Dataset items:
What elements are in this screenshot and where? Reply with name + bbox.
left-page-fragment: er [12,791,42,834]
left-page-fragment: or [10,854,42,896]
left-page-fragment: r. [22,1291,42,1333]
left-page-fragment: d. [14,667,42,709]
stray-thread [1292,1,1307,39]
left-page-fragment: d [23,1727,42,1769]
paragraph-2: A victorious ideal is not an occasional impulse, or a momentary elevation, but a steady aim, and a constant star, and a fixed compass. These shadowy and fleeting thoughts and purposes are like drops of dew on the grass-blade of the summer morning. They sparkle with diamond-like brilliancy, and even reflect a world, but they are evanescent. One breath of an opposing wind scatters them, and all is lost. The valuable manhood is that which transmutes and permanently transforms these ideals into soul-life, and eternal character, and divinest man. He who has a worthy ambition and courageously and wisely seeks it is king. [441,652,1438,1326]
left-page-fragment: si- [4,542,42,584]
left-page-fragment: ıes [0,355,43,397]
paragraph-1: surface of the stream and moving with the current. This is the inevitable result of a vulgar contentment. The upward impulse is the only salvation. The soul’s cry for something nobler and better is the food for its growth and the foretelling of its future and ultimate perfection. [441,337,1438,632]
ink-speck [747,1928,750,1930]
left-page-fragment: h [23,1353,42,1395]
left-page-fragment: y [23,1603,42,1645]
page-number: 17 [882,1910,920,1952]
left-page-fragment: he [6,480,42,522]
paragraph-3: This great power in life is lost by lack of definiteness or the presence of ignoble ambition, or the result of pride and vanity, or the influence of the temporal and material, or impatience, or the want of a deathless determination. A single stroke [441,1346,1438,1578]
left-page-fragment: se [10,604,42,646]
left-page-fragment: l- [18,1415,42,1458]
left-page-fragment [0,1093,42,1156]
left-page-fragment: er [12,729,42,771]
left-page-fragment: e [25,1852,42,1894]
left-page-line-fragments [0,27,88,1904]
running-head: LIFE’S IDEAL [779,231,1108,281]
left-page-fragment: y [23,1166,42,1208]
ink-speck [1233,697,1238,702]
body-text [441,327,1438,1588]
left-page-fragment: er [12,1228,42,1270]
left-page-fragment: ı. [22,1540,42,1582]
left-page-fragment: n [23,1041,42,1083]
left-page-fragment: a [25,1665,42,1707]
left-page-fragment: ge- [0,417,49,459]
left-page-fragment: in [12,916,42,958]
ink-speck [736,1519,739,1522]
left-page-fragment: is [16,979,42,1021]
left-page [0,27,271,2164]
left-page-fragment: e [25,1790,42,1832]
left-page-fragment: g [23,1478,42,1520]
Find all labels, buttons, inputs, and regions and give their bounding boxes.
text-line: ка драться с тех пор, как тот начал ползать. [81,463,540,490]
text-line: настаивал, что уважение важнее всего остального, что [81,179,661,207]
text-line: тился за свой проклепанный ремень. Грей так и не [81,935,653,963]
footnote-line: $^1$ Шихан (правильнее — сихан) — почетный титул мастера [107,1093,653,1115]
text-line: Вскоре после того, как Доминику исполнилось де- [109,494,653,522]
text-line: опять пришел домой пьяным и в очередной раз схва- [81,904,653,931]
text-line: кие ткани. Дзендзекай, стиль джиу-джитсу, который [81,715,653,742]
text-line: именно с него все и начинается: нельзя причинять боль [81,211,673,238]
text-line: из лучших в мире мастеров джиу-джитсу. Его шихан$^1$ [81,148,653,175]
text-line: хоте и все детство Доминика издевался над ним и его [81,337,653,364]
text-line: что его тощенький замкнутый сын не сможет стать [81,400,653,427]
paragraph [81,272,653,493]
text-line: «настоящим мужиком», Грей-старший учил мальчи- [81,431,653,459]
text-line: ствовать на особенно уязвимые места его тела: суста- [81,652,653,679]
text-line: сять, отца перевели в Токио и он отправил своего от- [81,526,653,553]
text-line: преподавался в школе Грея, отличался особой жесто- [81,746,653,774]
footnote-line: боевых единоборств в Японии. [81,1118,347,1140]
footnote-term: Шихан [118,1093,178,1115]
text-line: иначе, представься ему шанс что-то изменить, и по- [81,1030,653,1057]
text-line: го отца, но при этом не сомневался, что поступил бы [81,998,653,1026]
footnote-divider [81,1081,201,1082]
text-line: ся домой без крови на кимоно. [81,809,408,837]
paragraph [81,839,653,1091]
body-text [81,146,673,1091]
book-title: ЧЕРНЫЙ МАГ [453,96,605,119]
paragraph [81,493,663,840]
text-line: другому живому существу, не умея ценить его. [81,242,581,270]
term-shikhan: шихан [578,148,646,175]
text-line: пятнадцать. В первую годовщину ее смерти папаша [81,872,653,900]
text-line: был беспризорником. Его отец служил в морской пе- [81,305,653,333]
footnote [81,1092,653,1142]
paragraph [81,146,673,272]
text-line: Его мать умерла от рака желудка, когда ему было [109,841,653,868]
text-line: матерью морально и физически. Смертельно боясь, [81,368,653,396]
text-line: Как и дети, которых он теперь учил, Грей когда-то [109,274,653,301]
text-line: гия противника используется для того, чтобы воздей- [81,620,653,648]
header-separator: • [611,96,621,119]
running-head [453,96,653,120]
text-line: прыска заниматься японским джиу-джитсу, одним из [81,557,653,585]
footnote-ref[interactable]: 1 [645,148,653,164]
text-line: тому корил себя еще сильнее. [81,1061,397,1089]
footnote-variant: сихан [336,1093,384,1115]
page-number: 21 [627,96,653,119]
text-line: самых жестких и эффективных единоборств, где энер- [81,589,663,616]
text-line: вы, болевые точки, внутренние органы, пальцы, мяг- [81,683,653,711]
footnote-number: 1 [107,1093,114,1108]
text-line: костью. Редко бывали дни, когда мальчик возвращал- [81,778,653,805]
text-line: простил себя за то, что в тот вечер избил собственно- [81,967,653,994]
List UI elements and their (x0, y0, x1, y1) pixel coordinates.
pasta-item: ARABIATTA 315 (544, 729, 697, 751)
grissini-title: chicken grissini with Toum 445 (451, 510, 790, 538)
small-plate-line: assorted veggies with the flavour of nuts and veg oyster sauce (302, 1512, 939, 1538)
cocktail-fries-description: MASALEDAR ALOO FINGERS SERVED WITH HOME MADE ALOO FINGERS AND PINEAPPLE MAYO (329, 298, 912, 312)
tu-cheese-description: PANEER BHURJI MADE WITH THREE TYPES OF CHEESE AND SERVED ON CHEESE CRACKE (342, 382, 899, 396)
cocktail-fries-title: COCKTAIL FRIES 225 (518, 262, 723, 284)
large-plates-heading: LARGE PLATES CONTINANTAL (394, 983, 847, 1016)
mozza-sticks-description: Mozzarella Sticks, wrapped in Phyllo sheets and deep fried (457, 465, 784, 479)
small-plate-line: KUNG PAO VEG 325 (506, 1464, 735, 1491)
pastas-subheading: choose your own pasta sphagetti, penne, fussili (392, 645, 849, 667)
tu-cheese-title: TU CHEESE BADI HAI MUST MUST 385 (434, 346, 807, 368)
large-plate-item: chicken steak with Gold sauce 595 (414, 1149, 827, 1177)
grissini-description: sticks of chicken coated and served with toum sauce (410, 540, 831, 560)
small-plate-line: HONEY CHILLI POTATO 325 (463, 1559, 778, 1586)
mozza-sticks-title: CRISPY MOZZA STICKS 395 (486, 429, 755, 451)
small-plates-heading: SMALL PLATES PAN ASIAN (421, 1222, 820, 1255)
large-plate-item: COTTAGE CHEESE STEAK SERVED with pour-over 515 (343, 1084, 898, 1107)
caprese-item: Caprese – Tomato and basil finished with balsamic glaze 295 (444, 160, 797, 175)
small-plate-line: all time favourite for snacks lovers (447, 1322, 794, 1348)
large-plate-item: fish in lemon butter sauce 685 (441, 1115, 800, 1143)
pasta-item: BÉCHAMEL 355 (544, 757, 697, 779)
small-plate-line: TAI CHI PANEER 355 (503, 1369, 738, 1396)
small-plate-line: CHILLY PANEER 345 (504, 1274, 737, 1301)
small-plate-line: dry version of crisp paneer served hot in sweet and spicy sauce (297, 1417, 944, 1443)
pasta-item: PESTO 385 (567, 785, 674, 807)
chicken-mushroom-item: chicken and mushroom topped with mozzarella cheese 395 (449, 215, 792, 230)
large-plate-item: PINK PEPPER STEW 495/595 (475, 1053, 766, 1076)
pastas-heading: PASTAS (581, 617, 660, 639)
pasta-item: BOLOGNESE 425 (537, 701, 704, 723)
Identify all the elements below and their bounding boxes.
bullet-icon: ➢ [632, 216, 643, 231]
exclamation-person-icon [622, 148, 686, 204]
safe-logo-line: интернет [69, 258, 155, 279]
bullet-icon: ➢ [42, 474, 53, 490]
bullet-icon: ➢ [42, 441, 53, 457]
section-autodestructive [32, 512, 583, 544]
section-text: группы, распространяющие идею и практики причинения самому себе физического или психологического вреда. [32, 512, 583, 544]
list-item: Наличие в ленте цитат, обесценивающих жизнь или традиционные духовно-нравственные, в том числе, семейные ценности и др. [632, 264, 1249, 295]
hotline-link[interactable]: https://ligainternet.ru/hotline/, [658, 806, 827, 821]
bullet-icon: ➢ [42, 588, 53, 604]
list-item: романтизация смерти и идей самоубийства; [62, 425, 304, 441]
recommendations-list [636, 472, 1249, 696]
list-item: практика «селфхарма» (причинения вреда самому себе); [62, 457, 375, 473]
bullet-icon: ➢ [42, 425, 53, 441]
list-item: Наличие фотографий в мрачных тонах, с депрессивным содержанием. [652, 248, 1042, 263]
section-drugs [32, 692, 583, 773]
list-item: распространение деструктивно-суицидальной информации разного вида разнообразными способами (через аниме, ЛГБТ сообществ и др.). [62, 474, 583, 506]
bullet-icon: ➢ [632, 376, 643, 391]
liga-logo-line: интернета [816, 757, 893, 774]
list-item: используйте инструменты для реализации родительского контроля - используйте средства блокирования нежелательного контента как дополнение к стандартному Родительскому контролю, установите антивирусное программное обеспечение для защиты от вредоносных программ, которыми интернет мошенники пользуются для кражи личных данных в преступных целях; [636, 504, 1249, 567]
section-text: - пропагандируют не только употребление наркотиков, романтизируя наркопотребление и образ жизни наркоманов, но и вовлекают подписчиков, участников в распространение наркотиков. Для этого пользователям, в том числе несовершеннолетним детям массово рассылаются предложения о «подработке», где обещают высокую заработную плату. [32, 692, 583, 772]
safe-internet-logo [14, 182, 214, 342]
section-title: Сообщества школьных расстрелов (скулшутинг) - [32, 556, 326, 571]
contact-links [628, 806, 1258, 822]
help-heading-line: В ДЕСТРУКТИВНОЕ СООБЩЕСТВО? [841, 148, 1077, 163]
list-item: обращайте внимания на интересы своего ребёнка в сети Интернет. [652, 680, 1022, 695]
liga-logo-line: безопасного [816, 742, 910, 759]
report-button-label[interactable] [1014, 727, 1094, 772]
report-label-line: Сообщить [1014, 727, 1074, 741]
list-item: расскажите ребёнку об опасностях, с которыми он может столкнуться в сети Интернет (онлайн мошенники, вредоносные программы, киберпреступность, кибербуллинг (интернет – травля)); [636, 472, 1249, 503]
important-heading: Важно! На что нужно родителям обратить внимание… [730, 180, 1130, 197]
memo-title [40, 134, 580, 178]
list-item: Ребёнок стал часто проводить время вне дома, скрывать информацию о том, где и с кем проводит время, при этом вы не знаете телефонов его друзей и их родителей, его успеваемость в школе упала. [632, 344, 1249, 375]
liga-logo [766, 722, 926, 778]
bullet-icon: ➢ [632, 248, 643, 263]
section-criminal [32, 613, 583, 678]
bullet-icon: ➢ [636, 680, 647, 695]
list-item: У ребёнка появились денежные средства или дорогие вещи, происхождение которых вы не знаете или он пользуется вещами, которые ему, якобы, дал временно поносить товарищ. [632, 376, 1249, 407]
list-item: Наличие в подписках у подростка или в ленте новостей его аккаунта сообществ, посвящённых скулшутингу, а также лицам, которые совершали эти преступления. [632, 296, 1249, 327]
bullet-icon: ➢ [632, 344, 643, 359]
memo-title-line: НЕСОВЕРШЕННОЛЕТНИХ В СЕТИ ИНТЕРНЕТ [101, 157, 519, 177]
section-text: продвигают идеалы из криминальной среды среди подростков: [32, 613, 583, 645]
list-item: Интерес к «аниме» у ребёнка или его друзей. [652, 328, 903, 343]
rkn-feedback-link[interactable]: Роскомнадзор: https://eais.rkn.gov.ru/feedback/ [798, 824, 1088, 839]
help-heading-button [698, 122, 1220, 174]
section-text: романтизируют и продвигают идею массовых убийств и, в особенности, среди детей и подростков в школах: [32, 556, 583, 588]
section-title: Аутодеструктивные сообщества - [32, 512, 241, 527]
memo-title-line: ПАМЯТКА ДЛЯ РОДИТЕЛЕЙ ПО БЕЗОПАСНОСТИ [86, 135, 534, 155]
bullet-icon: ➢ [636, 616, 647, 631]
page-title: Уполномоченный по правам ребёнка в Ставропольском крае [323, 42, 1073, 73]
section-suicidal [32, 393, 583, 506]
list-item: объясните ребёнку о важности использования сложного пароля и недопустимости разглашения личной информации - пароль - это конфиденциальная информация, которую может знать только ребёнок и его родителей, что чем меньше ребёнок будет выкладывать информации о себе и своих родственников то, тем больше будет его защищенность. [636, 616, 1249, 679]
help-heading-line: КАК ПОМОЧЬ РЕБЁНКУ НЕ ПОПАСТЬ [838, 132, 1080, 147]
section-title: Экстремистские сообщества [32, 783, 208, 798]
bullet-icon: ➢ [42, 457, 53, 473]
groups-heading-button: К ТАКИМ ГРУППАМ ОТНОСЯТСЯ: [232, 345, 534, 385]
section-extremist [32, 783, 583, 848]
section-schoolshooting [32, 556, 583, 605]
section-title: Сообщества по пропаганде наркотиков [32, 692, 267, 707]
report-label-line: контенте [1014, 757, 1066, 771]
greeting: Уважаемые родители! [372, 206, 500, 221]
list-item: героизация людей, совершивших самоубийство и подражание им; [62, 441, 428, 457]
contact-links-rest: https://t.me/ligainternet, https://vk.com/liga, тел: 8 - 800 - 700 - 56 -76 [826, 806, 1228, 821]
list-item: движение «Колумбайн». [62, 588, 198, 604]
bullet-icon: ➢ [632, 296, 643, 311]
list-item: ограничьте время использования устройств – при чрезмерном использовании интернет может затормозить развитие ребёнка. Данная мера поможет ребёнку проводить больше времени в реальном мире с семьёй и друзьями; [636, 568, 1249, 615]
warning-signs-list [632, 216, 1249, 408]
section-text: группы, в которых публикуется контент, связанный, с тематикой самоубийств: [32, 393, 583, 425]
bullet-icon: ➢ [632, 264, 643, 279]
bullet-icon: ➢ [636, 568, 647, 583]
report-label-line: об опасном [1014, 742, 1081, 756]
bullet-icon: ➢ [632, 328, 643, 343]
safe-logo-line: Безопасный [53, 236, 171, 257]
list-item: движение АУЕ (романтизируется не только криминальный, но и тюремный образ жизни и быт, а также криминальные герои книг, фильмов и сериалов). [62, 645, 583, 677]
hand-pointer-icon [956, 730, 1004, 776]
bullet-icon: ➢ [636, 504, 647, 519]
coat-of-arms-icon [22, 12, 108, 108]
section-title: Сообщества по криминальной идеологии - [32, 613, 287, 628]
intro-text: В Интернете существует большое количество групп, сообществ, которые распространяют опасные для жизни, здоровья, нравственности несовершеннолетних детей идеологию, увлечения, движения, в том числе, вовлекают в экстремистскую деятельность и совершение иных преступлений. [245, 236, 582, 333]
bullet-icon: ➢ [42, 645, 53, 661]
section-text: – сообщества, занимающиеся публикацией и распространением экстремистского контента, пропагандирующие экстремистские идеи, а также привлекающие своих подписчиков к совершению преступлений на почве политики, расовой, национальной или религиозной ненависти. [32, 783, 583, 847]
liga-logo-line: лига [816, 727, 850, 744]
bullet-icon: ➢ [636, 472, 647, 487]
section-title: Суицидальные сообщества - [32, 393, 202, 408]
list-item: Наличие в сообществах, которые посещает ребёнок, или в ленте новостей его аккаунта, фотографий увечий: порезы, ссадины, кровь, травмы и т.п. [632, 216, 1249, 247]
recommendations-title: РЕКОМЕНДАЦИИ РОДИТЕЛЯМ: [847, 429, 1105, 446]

## EXERCISE GOAL
How many lines of the records above contain the string "информации"? Reply with the number alone.

## COMPLETED EXERCISE
2